• GIVEN EXERCISE
Give back every line exactly as it appears, pictures excluded.

Data records:
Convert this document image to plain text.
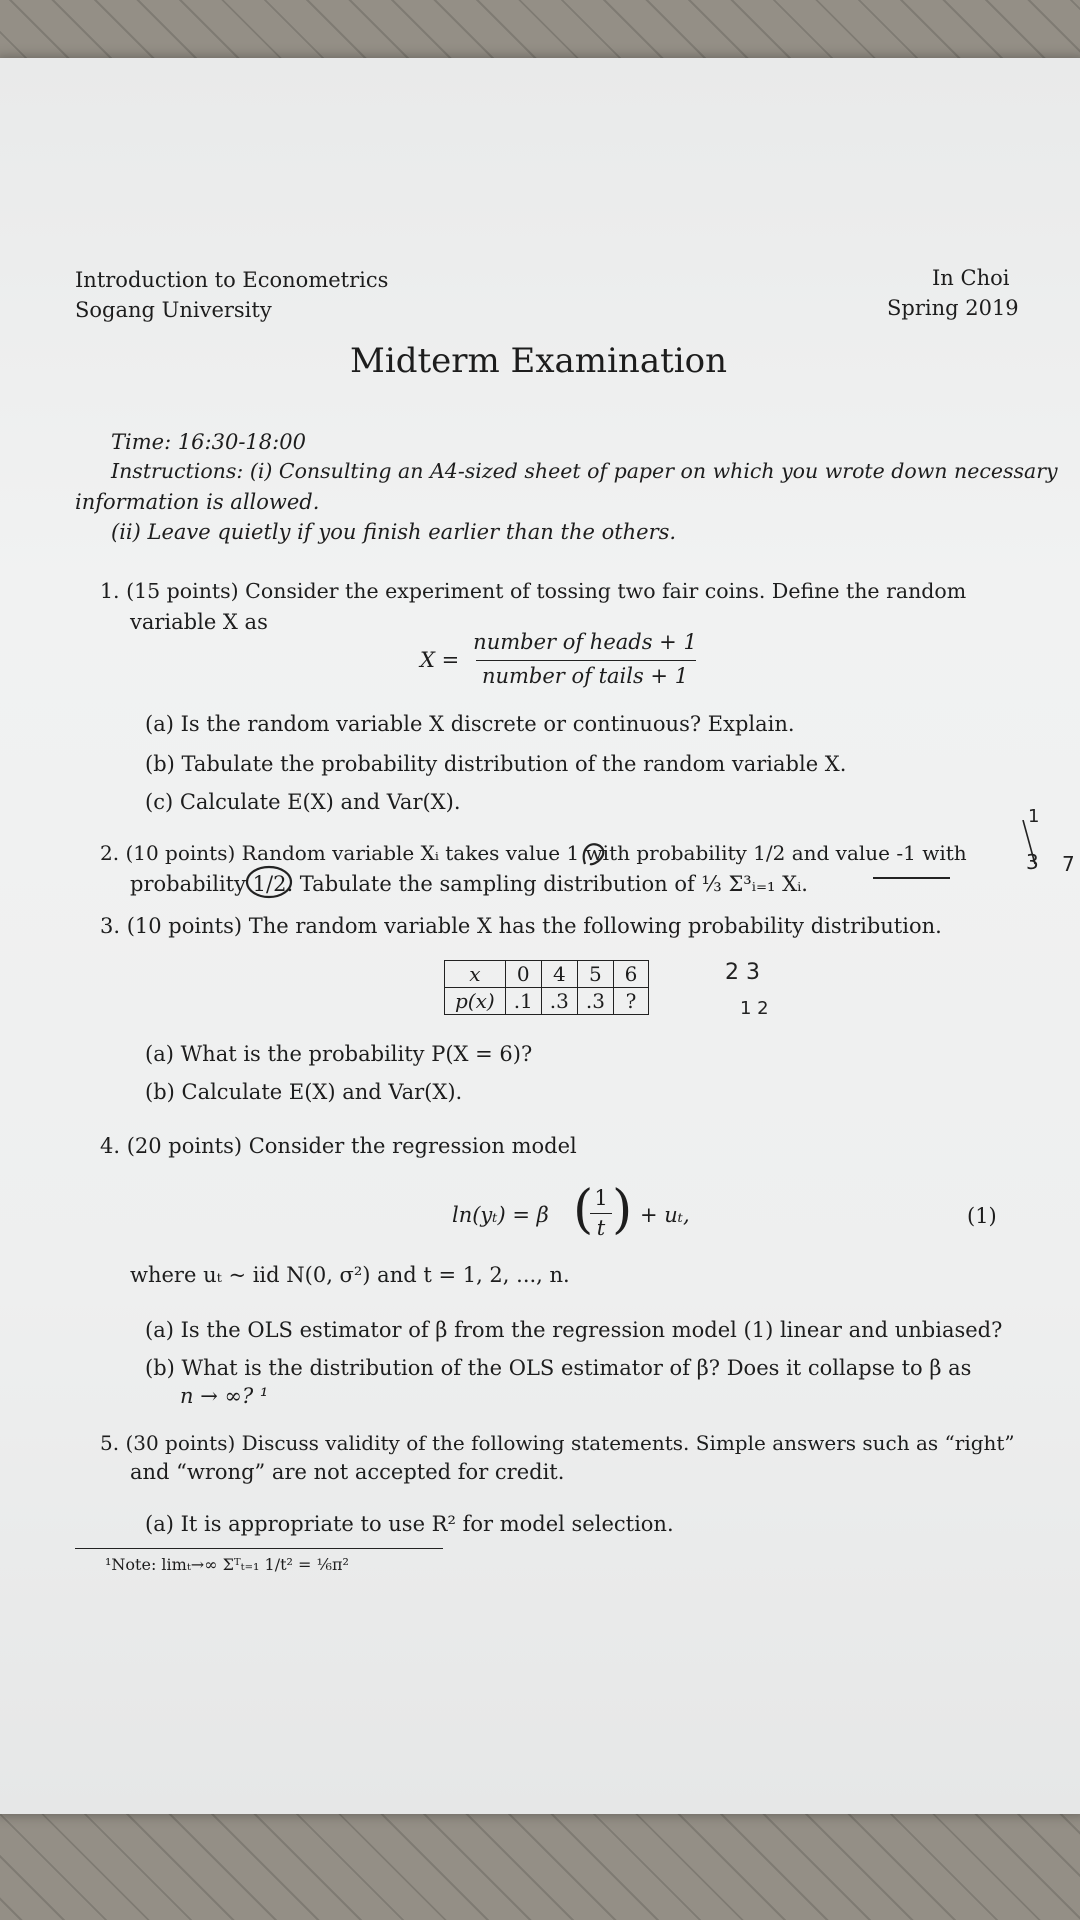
Introduction to Econometrics
Sogang University
In Choi
Spring 2019
Midterm Examination
Time: 16:30-18:00
Instructions: (i) Consulting an A4-sized sheet of paper on which you wrote down necessary
information is allowed.
(ii) Leave quietly if you finish earlier than the others.
1. (15 points) Consider the experiment of tossing two fair coins. Define the random
variable X as
X =
number of heads + 1
number of tails + 1
(a) Is the random variable X discrete or continuous? Explain.
(b) Tabulate the probability distribution of the random variable X.
(c) Calculate E(X) and Var(X).
2. (10 points) Random variable Xᵢ takes value 1 with probability 1/2 and value -1 with
probability 1/2. Tabulate the sampling distribution of ⅓ Σ³ᵢ₌₁ Xᵢ.
1
3 7
3. (10 points) The random variable X has the following probability distribution.
x	0	4	5	6
p(x)	.1	.3	.3	?
2 3
1 2
(a) What is the probability P(X = 6)?
(b) Calculate E(X) and Var(X).
4. (20 points) Consider the regression model
ln(yₜ) = β ( 1
t ) + uₜ,	(1)
where uₜ ~ iid N(0, σ²) and t = 1, 2, ..., n.
(a) Is the OLS estimator of β from the regression model (1) linear and unbiased?
(b) What is the distribution of the OLS estimator of β? Does it collapse to β as
n → ∞? ¹
5. (30 points) Discuss validity of the following statements. Simple answers such as “right”
and “wrong” are not accepted for credit.
(a) It is appropriate to use R² for model selection.
¹Note: limₜ→∞ Σᵀₜ₌₁ 1/t² = ⅙π²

• EXERCISE RESULT
Convert this document image to plain text.
Introduction to Econometrics
Sogang University
In Choi
Spring 2019
Midterm Examination
Time: 16:30-18:00
Instructions: (i) Consulting an A4-sized sheet of paper on which you wrote down necessary
information is allowed.
(ii) Leave quietly if you finish earlier than the others.
1. (15 points) Consider the experiment of tossing two fair coins. Define the random
variable X as
X =
number of heads + 1
number of tails + 1
(a) Is the random variable X discrete or continuous? Explain.
(b) Tabulate the probability distribution of the random variable X.
(c) Calculate E(X) and Var(X).
2. (10 points) Random variable Xᵢ takes value 1 with probability 1/2 and value -1 with
probability 1/2. Tabulate the sampling distribution of ⅓ Σ³ᵢ₌₁ Xᵢ.
1
3 7
3. (10 points) The random variable X has the following probability distribution.
x	0	4	5	6
p(x)	.1	.3	.3	?
2 3
1 2
(a) What is the probability P(X = 6)?
(b) Calculate E(X) and Var(X).
4. (20 points) Consider the regression model
ln(yₜ) = β ( 1
t ) + uₜ,	(1)
where uₜ ~ iid N(0, σ²) and t = 1, 2, ..., n.
(a) Is the OLS estimator of β from the regression model (1) linear and unbiased?
(b) What is the distribution of the OLS estimator of β? Does it collapse to β as
n → ∞? ¹
5. (30 points) Discuss validity of the following statements. Simple answers such as “right”
and “wrong” are not accepted for credit.
(a) It is appropriate to use R² for model selection.
¹Note: limₜ→∞ Σᵀₜ₌₁ 1/t² = ⅙π²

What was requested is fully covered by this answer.